- REQUIRED TASK: Copy out all lines that carry the word "content".
______________________________
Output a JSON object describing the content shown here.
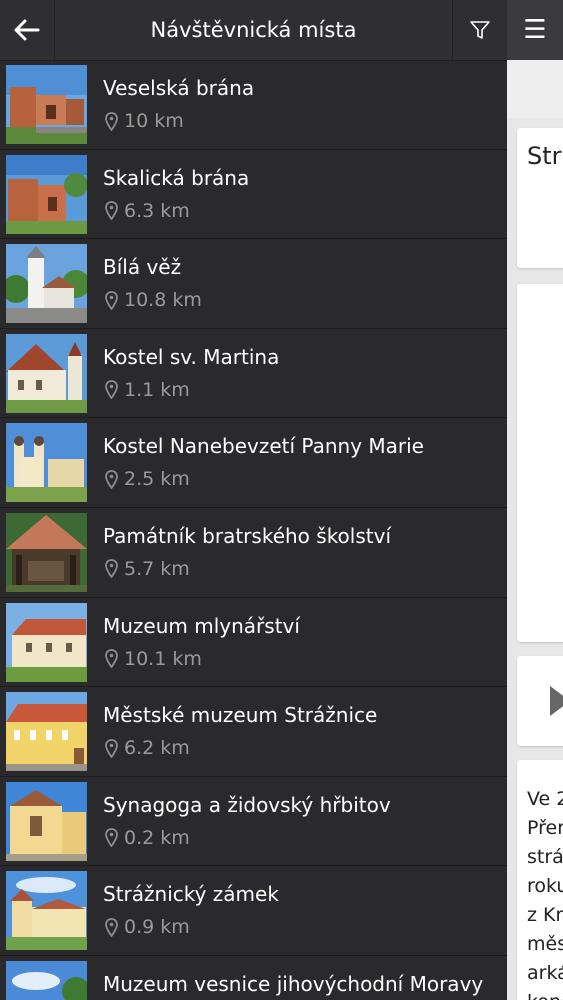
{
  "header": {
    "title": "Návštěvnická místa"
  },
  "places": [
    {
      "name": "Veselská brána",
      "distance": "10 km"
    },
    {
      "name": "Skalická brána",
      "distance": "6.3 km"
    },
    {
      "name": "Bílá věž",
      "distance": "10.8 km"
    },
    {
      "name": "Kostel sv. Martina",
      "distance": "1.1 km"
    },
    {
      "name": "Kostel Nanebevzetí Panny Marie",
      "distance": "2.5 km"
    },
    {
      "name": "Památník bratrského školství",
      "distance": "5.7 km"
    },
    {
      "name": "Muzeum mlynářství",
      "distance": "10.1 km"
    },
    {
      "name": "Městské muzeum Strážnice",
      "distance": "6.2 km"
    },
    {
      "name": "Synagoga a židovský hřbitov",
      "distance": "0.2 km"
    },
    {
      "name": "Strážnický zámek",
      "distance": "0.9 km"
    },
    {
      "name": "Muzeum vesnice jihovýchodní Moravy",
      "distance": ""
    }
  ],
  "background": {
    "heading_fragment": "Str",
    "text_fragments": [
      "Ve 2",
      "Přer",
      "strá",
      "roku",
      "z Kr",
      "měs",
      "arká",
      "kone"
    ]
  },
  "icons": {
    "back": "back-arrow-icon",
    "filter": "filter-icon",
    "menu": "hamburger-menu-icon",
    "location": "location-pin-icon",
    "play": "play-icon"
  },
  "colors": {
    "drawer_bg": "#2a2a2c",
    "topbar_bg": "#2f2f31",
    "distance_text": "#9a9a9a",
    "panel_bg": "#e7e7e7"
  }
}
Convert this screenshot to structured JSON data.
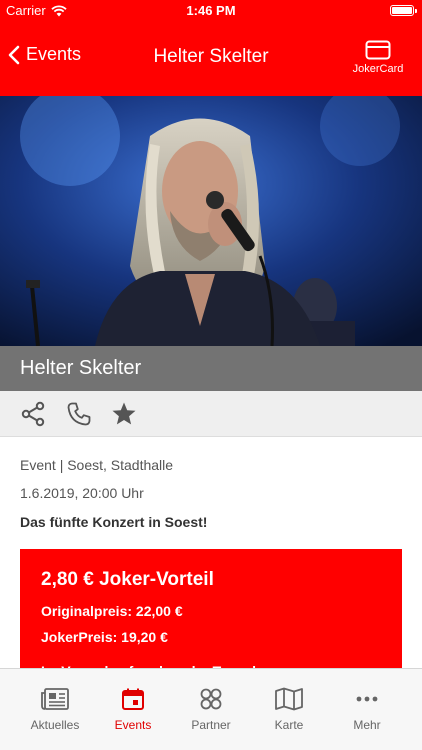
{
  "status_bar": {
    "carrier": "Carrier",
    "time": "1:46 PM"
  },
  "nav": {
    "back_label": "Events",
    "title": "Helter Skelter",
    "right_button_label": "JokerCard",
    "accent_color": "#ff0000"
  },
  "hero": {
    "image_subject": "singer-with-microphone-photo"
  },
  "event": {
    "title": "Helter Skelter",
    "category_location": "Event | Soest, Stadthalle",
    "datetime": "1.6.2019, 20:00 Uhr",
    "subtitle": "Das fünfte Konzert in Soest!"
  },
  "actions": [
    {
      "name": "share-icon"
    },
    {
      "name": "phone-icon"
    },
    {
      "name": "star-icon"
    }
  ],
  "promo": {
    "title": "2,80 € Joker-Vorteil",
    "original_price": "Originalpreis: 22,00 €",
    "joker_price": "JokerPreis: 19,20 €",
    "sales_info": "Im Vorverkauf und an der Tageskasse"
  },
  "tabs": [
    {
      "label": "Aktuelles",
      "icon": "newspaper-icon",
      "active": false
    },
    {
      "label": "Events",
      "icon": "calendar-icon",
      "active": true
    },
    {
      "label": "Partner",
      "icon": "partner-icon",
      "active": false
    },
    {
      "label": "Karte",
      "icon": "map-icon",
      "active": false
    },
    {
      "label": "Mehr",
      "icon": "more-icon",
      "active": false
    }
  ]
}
______________________________
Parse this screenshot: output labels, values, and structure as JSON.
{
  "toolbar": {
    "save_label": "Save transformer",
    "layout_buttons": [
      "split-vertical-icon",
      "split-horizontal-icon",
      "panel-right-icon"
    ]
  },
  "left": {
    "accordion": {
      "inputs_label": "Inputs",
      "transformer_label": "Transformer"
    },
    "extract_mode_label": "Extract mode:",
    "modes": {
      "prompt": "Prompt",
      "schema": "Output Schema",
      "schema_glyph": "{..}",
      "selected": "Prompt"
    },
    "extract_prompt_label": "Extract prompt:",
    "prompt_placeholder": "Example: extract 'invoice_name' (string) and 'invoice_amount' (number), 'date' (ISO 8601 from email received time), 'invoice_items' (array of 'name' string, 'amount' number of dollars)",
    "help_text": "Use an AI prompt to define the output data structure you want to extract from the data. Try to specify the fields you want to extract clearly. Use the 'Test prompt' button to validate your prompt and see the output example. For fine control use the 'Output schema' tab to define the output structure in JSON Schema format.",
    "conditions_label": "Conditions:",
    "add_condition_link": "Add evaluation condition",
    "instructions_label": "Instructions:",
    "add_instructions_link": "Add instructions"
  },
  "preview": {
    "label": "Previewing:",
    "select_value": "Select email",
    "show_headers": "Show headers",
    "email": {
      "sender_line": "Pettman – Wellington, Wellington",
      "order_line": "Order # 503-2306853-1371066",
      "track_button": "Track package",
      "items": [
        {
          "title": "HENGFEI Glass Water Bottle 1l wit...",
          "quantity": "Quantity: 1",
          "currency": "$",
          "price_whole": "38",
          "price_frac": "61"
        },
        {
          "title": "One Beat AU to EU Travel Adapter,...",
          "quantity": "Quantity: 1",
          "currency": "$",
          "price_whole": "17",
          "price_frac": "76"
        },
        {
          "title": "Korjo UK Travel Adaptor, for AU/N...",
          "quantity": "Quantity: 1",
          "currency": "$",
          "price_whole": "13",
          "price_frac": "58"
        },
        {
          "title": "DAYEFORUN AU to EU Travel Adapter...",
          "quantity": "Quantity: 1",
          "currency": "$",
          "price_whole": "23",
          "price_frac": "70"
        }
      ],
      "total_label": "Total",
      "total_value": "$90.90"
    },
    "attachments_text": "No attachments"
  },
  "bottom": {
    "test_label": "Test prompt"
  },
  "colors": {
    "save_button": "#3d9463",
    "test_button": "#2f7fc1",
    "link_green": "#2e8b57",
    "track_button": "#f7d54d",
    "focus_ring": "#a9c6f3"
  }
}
______________________________
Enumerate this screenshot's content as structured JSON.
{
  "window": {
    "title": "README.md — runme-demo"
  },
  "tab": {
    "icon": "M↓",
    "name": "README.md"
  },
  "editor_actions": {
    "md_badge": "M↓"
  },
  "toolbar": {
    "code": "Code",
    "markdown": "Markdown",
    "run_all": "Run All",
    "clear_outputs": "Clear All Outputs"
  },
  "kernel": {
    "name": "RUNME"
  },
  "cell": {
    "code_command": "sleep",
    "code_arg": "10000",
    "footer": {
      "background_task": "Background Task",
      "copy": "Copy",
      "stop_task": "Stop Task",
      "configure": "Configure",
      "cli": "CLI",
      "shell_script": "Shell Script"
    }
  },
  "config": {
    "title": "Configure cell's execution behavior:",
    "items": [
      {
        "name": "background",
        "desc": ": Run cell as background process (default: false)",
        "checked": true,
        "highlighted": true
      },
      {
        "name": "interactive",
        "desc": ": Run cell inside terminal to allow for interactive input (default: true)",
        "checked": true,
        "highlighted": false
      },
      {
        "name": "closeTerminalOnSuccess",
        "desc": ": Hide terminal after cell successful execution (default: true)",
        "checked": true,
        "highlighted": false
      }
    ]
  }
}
______________________________
- SOLUTION TO THIS PROBLEM:
Output a JSON object describing the content shown here.
Enumerate this screenshot's content as structured JSON.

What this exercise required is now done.